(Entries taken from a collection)
• • • • •

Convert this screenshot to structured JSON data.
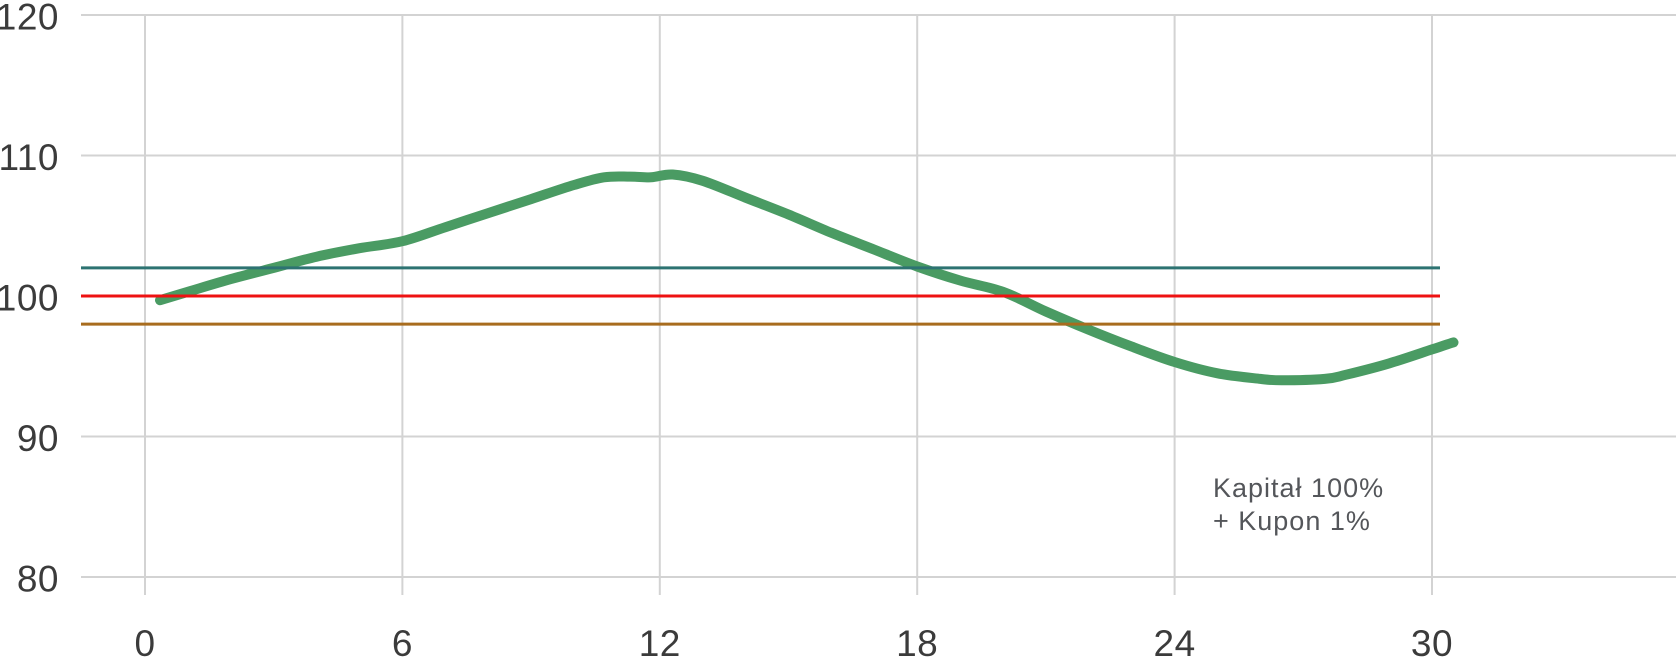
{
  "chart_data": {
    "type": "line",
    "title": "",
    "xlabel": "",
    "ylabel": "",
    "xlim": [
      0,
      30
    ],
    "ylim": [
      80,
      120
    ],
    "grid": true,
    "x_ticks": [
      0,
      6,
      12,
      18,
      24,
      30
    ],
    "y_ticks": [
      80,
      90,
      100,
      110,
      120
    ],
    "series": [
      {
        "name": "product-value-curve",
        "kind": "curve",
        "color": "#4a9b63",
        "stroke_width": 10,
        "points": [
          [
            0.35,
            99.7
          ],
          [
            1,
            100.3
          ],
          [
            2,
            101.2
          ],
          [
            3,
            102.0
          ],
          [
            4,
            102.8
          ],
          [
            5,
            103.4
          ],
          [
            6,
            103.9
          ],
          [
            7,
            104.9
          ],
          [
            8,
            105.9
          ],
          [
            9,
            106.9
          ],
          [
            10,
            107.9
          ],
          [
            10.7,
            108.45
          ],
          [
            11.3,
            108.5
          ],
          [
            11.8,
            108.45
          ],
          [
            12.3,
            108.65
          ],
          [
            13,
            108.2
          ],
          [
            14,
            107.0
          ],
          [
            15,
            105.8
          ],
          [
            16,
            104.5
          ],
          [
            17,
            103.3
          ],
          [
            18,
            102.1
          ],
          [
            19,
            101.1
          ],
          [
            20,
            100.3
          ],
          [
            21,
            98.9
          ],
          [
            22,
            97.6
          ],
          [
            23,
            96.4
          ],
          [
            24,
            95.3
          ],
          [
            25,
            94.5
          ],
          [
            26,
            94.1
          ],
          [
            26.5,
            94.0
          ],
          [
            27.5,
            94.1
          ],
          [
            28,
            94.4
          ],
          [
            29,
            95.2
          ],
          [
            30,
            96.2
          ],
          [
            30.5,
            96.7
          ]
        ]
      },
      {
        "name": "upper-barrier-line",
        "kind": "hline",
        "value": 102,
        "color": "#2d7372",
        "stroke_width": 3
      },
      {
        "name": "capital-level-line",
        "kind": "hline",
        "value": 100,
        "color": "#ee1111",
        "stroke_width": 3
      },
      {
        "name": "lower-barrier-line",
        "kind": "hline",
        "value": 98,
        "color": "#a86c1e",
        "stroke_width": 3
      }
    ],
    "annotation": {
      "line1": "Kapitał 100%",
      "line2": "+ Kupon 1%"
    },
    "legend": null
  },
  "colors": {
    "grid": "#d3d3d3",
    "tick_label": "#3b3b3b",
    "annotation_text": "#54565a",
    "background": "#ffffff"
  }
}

• • • • •

Exercise requirements: Only a number is wanted: how many lines contain the word "curve"?

Task output: 2